■ DATA PROVIDED ■
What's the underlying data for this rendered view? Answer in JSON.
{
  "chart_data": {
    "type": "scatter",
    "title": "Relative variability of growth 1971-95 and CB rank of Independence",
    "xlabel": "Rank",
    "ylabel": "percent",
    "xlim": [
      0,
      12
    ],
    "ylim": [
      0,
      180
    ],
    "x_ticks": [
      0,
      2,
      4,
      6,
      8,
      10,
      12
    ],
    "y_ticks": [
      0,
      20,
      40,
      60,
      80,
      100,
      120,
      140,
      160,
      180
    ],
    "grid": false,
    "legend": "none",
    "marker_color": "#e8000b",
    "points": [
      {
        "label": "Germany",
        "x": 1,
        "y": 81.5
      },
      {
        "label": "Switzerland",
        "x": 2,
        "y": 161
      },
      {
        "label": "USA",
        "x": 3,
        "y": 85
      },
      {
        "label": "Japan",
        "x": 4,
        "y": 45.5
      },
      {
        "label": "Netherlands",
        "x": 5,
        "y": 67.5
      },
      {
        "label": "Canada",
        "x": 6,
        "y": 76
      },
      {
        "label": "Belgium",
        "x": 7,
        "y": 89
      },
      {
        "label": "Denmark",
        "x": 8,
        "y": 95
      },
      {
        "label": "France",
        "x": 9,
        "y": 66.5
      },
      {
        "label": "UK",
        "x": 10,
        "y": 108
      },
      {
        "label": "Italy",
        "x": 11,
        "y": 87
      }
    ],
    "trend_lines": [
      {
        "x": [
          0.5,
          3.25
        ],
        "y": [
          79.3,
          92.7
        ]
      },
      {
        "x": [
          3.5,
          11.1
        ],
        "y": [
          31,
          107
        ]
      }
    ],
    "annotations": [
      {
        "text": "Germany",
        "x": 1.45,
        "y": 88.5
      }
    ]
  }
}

■ WHAT NEEDS TO BE DONE ■
Retype all the material above precisely, with no line left out.

■ THE COMPLETED TASK ■
What's the underlying data for this rendered view? Answer in JSON.
{
  "chart_data": {
    "type": "scatter",
    "title": "Relative variability of growth 1971-95 and CB rank of Independence",
    "xlabel": "Rank",
    "ylabel": "percent",
    "xlim": [
      0,
      12
    ],
    "ylim": [
      0,
      180
    ],
    "x_ticks": [
      0,
      2,
      4,
      6,
      8,
      10,
      12
    ],
    "y_ticks": [
      0,
      20,
      40,
      60,
      80,
      100,
      120,
      140,
      160,
      180
    ],
    "grid": false,
    "legend": "none",
    "marker_color": "#e8000b",
    "points": [
      {
        "label": "Germany",
        "x": 1,
        "y": 81.5
      },
      {
        "label": "Switzerland",
        "x": 2,
        "y": 161
      },
      {
        "label": "USA",
        "x": 3,
        "y": 85
      },
      {
        "label": "Japan",
        "x": 4,
        "y": 45.5
      },
      {
        "label": "Netherlands",
        "x": 5,
        "y": 67.5
      },
      {
        "label": "Canada",
        "x": 6,
        "y": 76
      },
      {
        "label": "Belgium",
        "x": 7,
        "y": 89
      },
      {
        "label": "Denmark",
        "x": 8,
        "y": 95
      },
      {
        "label": "France",
        "x": 9,
        "y": 66.5
      },
      {
        "label": "UK",
        "x": 10,
        "y": 108
      },
      {
        "label": "Italy",
        "x": 11,
        "y": 87
      }
    ],
    "trend_lines": [
      {
        "x": [
          0.5,
          3.25
        ],
        "y": [
          79.3,
          92.7
        ]
      },
      {
        "x": [
          3.5,
          11.1
        ],
        "y": [
          31,
          107
        ]
      }
    ],
    "annotations": [
      {
        "text": "Germany",
        "x": 1.45,
        "y": 88.5
      }
    ]
  }
}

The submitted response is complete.